§ Task statement
Copy out each of the records below line for line, without the pictures.

§ Source records

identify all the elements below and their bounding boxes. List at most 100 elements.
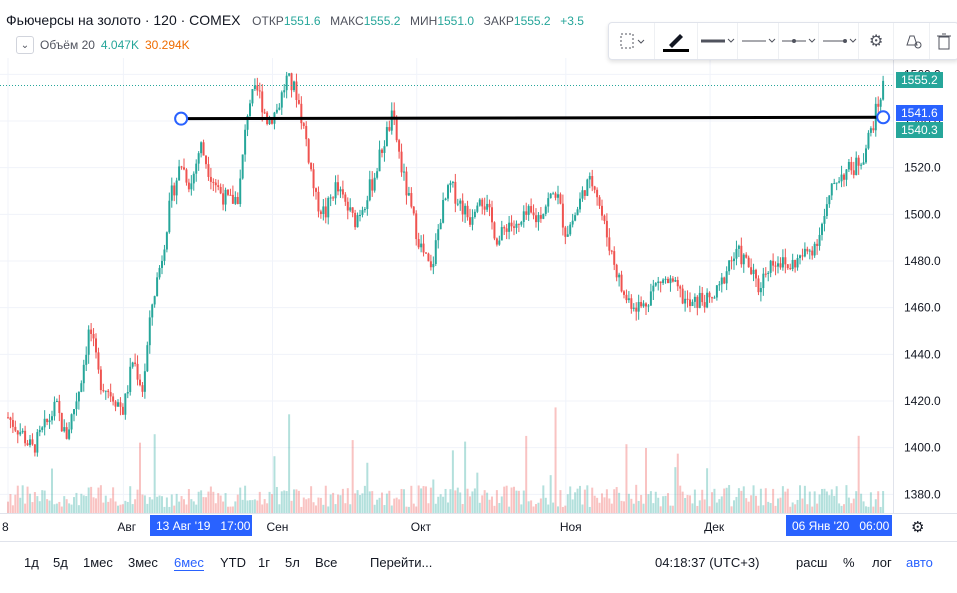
pencil-icon[interactable] (655, 23, 698, 59)
volume-bar (261, 504, 264, 513)
scale-option-3[interactable]: авто (906, 555, 933, 570)
gear-icon[interactable]: ⚙ (911, 519, 925, 536)
candle-body (503, 227, 506, 229)
volume-bar (163, 506, 166, 513)
candle-body (669, 278, 672, 284)
volume-bar (388, 490, 391, 513)
candle-body (515, 223, 518, 228)
volume-bars (7, 407, 885, 513)
volume-bar (395, 497, 398, 513)
gear-icon[interactable]: ⚙ (859, 23, 894, 59)
time-tick-label: Ноя (559, 520, 582, 534)
candle-body (212, 181, 215, 183)
volume-bar (371, 491, 374, 513)
candle-body (368, 179, 371, 201)
volume-bar (840, 505, 843, 513)
candle-body (393, 110, 396, 118)
volume-bar (698, 500, 701, 513)
scale-option-2[interactable]: лог (872, 555, 892, 570)
candle-body (383, 146, 386, 153)
scale-option-1[interactable]: % (843, 555, 855, 570)
symbol-header: Фьючерсы на золото · 120 · COMEX ОТКР155… (6, 12, 590, 28)
volume-bar (383, 505, 386, 513)
candle-body (385, 127, 388, 147)
candle-body (395, 117, 398, 141)
candle-body (85, 354, 88, 365)
timeframe-8[interactable]: Все (315, 555, 338, 570)
volume-bar (359, 495, 361, 513)
timeframe-4[interactable]: 6мес (174, 555, 204, 571)
alert-icon[interactable] (894, 23, 931, 59)
timeframe-7[interactable]: 5л (285, 555, 300, 570)
candle-body (222, 193, 225, 205)
selection-icon[interactable] (609, 23, 656, 59)
time-axis[interactable]: 8 Авг Сен Окт Ноя Дек 13 Авг '19 17:00 06 Янв… (0, 513, 957, 542)
volume-bar (24, 503, 27, 513)
candle-body (261, 91, 264, 113)
volume-bar (498, 503, 501, 513)
candle-body (38, 429, 41, 433)
candle-body (307, 139, 310, 163)
volume-bar (459, 492, 462, 513)
timeframe-2[interactable]: 1мес (83, 555, 113, 570)
timeframe-6[interactable]: 1г (258, 555, 270, 570)
candle-body (759, 288, 762, 293)
volume-bar (178, 501, 181, 513)
symbol-title[interactable]: Фьючерсы на золото · 120 · COMEX (6, 12, 241, 28)
candle-body (559, 194, 562, 204)
volume-bar (535, 504, 537, 513)
candle-body (877, 103, 880, 107)
clock[interactable]: 04:18:37 (UTC+3) (655, 555, 760, 570)
candle-body (569, 224, 572, 235)
candle-body (659, 281, 662, 284)
trash-icon[interactable] (930, 23, 957, 59)
candle-body (823, 215, 826, 224)
volume-bar (109, 498, 112, 513)
candle-body (671, 278, 674, 282)
candle-body (530, 206, 533, 213)
volume-bar (720, 496, 723, 513)
volume-bar (187, 489, 190, 513)
price-axis[interactable]: 1380.0 1400.0 1420.0 1440.0 1460.0 1480.0 1500… (893, 58, 957, 513)
volume-bar (664, 495, 667, 513)
line-end-icon[interactable] (779, 23, 819, 59)
candle-body (70, 414, 73, 430)
candle-body (686, 298, 689, 300)
line-style-icon[interactable] (738, 23, 779, 59)
candle-body (437, 229, 440, 241)
volume-bar (693, 489, 696, 513)
candle-body (258, 90, 261, 92)
volume-bar (207, 491, 210, 513)
candle-body (456, 203, 459, 205)
goto-button[interactable]: Перейти... (370, 555, 433, 570)
candle-body (664, 278, 667, 280)
volume-bar (117, 505, 119, 513)
volume-bar (319, 497, 322, 513)
candle-body (131, 362, 134, 367)
candle-body (513, 226, 515, 228)
candle-body (73, 409, 75, 415)
timeframe-5[interactable]: YTD (220, 555, 246, 570)
timeframe-1[interactable]: 5д (53, 555, 68, 570)
high-label: МАКС (330, 14, 364, 28)
price-chart[interactable] (0, 58, 893, 513)
candle-body (371, 179, 374, 191)
candle-body (209, 176, 212, 182)
volume-bar (718, 499, 721, 513)
chevron-down-icon[interactable]: ⌄ (16, 36, 34, 54)
candle-body (244, 129, 247, 155)
scale-option-0[interactable]: расш (796, 555, 828, 570)
line-width-icon[interactable] (698, 23, 739, 59)
candle-body (107, 390, 110, 393)
volume-bar (759, 488, 762, 513)
timeframe-3[interactable]: 3мес (128, 555, 158, 570)
volume-bar (647, 494, 650, 513)
volume-bar (623, 501, 625, 513)
volume-bar (561, 506, 564, 513)
volume-bar (290, 500, 293, 513)
volume-bar (175, 493, 178, 513)
volume-bar (874, 499, 877, 513)
line-arrow-icon[interactable] (819, 23, 860, 59)
volume-bar (517, 490, 520, 513)
timeframe-0[interactable]: 1д (24, 555, 39, 570)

§ Finished answer
identify all the elements below and their bounding boxes. List at most 100 elements.
pencil-icon[interactable] (655, 23, 698, 59)
volume-bar (261, 504, 264, 513)
scale-option-3[interactable]: авто (906, 555, 933, 570)
gear-icon[interactable]: ⚙ (911, 519, 925, 536)
candle-body (503, 227, 506, 229)
volume-bar (163, 506, 166, 513)
candle-body (669, 278, 672, 284)
volume-bar (388, 490, 391, 513)
candle-body (515, 223, 518, 228)
volume-bars (7, 407, 885, 513)
volume-bar (395, 497, 398, 513)
gear-icon[interactable]: ⚙ (859, 23, 894, 59)
time-tick-label: Ноя (559, 520, 582, 534)
candle-body (212, 181, 215, 183)
volume-bar (371, 491, 374, 513)
candle-body (368, 179, 371, 201)
volume-bar (840, 505, 843, 513)
candle-body (393, 110, 396, 118)
volume-bar (698, 500, 701, 513)
scale-option-2[interactable]: лог (872, 555, 892, 570)
candle-body (383, 146, 386, 153)
scale-option-1[interactable]: % (843, 555, 855, 570)
symbol-header: Фьючерсы на золото · 120 · COMEX ОТКР155… (6, 12, 590, 28)
volume-bar (383, 505, 386, 513)
candle-body (385, 127, 388, 147)
candle-body (395, 117, 398, 141)
candle-body (85, 354, 88, 365)
timeframe-8[interactable]: Все (315, 555, 338, 570)
volume-bar (359, 495, 361, 513)
timeframe-4[interactable]: 6мес (174, 555, 204, 571)
alert-icon[interactable] (894, 23, 931, 59)
timeframe-7[interactable]: 5л (285, 555, 300, 570)
candle-body (222, 193, 225, 205)
selection-icon[interactable] (609, 23, 656, 59)
time-axis[interactable]: 8 Авг Сен Окт Ноя Дек 13 Авг '19 17:00 06 Янв… (0, 513, 957, 542)
volume-bar (24, 503, 27, 513)
candle-body (261, 91, 264, 113)
volume-bar (498, 503, 501, 513)
candle-body (38, 429, 41, 433)
candle-body (307, 139, 310, 163)
volume-bar (459, 492, 462, 513)
timeframe-2[interactable]: 1мес (83, 555, 113, 570)
timeframe-6[interactable]: 1г (258, 555, 270, 570)
candle-body (759, 288, 762, 293)
volume-bar (178, 501, 181, 513)
symbol-title[interactable]: Фьючерсы на золото · 120 · COMEX (6, 12, 241, 28)
candle-body (559, 194, 562, 204)
volume-bar (535, 504, 537, 513)
candle-body (877, 103, 880, 107)
clock[interactable]: 04:18:37 (UTC+3) (655, 555, 760, 570)
candle-body (569, 224, 572, 235)
candle-body (659, 281, 662, 284)
trash-icon[interactable] (930, 23, 957, 59)
candle-body (823, 215, 826, 224)
volume-bar (109, 498, 112, 513)
candle-body (671, 278, 674, 282)
candle-body (530, 206, 533, 213)
volume-bar (720, 496, 723, 513)
volume-bar (187, 489, 190, 513)
price-axis[interactable]: 1380.0 1400.0 1420.0 1440.0 1460.0 1480.0 1500… (893, 58, 957, 513)
volume-bar (664, 495, 667, 513)
line-end-icon[interactable] (779, 23, 819, 59)
candle-body (70, 414, 73, 430)
candle-body (686, 298, 689, 300)
line-style-icon[interactable] (738, 23, 779, 59)
candle-body (437, 229, 440, 241)
volume-bar (693, 489, 696, 513)
candle-body (258, 90, 261, 92)
volume-bar (207, 491, 210, 513)
candle-body (456, 203, 459, 205)
goto-button[interactable]: Перейти... (370, 555, 433, 570)
candle-body (664, 278, 667, 280)
volume-bar (117, 505, 119, 513)
volume-bar (319, 497, 322, 513)
candle-body (131, 362, 134, 367)
candle-body (513, 226, 515, 228)
candle-body (73, 409, 75, 415)
timeframe-5[interactable]: YTD (220, 555, 246, 570)
timeframe-1[interactable]: 5д (53, 555, 68, 570)
high-label: МАКС (330, 14, 364, 28)
price-chart[interactable] (0, 58, 893, 513)
candle-body (371, 179, 374, 191)
candle-body (209, 176, 212, 182)
volume-bar (718, 499, 721, 513)
chevron-down-icon[interactable]: ⌄ (16, 36, 34, 54)
candle-body (244, 129, 247, 155)
scale-option-0[interactable]: расш (796, 555, 828, 570)
line-width-icon[interactable] (698, 23, 739, 59)
candle-body (107, 390, 110, 393)
volume-bar (759, 488, 762, 513)
timeframe-3[interactable]: 3мес (128, 555, 158, 570)
volume-bar (647, 494, 650, 513)
volume-bar (623, 501, 625, 513)
volume-bar (561, 506, 564, 513)
volume-bar (290, 500, 293, 513)
volume-bar (175, 493, 178, 513)
volume-bar (874, 499, 877, 513)
line-arrow-icon[interactable] (819, 23, 860, 59)
volume-bar (517, 490, 520, 513)
timeframe-0[interactable]: 1д (24, 555, 39, 570)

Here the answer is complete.